[Problem to solve] Output the data below in full, byte for byte. Nothing may differ.
◆ ◆ ◆ ◆
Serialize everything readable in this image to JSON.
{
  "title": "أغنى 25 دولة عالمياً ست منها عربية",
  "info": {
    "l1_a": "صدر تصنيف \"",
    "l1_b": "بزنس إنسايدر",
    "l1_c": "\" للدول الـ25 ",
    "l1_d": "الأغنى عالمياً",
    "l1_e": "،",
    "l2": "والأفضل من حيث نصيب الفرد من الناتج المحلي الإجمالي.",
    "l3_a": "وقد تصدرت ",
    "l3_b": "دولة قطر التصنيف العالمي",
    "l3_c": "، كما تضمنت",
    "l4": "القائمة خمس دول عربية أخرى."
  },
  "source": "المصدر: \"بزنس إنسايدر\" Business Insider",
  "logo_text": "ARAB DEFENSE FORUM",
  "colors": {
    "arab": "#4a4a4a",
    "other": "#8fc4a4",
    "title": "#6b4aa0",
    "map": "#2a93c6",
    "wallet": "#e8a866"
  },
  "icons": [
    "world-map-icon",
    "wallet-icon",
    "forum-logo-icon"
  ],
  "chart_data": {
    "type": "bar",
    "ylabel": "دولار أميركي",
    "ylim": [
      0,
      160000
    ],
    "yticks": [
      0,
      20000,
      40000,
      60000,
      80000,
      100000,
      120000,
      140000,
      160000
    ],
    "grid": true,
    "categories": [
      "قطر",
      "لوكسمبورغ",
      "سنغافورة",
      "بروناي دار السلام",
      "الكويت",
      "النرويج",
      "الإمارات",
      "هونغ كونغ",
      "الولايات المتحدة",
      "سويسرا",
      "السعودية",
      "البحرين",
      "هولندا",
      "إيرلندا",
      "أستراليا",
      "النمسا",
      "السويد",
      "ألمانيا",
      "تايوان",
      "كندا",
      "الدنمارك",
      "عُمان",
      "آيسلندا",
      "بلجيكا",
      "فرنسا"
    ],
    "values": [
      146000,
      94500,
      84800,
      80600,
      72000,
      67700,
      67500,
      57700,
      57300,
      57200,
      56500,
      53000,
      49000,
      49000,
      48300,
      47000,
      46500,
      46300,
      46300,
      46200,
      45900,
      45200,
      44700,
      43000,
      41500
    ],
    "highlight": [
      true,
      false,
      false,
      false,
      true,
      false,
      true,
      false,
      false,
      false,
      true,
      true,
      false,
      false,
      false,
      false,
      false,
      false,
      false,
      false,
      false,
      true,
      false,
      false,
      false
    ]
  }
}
◆ ◆ ◆ ◆
[The output]
Serialize everything readable in this image to JSON.
{
  "title": "أغنى 25 دولة عالمياً ست منها عربية",
  "info": {
    "l1_a": "صدر تصنيف \"",
    "l1_b": "بزنس إنسايدر",
    "l1_c": "\" للدول الـ25 ",
    "l1_d": "الأغنى عالمياً",
    "l1_e": "،",
    "l2": "والأفضل من حيث نصيب الفرد من الناتج المحلي الإجمالي.",
    "l3_a": "وقد تصدرت ",
    "l3_b": "دولة قطر التصنيف العالمي",
    "l3_c": "، كما تضمنت",
    "l4": "القائمة خمس دول عربية أخرى."
  },
  "source": "المصدر: \"بزنس إنسايدر\" Business Insider",
  "logo_text": "ARAB DEFENSE FORUM",
  "colors": {
    "arab": "#4a4a4a",
    "other": "#8fc4a4",
    "title": "#6b4aa0",
    "map": "#2a93c6",
    "wallet": "#e8a866"
  },
  "icons": [
    "world-map-icon",
    "wallet-icon",
    "forum-logo-icon"
  ],
  "chart_data": {
    "type": "bar",
    "ylabel": "دولار أميركي",
    "ylim": [
      0,
      160000
    ],
    "yticks": [
      0,
      20000,
      40000,
      60000,
      80000,
      100000,
      120000,
      140000,
      160000
    ],
    "grid": true,
    "categories": [
      "قطر",
      "لوكسمبورغ",
      "سنغافورة",
      "بروناي دار السلام",
      "الكويت",
      "النرويج",
      "الإمارات",
      "هونغ كونغ",
      "الولايات المتحدة",
      "سويسرا",
      "السعودية",
      "البحرين",
      "هولندا",
      "إيرلندا",
      "أستراليا",
      "النمسا",
      "السويد",
      "ألمانيا",
      "تايوان",
      "كندا",
      "الدنمارك",
      "عُمان",
      "آيسلندا",
      "بلجيكا",
      "فرنسا"
    ],
    "values": [
      146000,
      94500,
      84800,
      80600,
      72000,
      67700,
      67500,
      57700,
      57300,
      57200,
      56500,
      53000,
      49000,
      49000,
      48300,
      47000,
      46500,
      46300,
      46300,
      46200,
      45900,
      45200,
      44700,
      43000,
      41500
    ],
    "highlight": [
      true,
      false,
      false,
      false,
      true,
      false,
      true,
      false,
      false,
      false,
      true,
      true,
      false,
      false,
      false,
      false,
      false,
      false,
      false,
      false,
      false,
      true,
      false,
      false,
      false
    ]
  }
}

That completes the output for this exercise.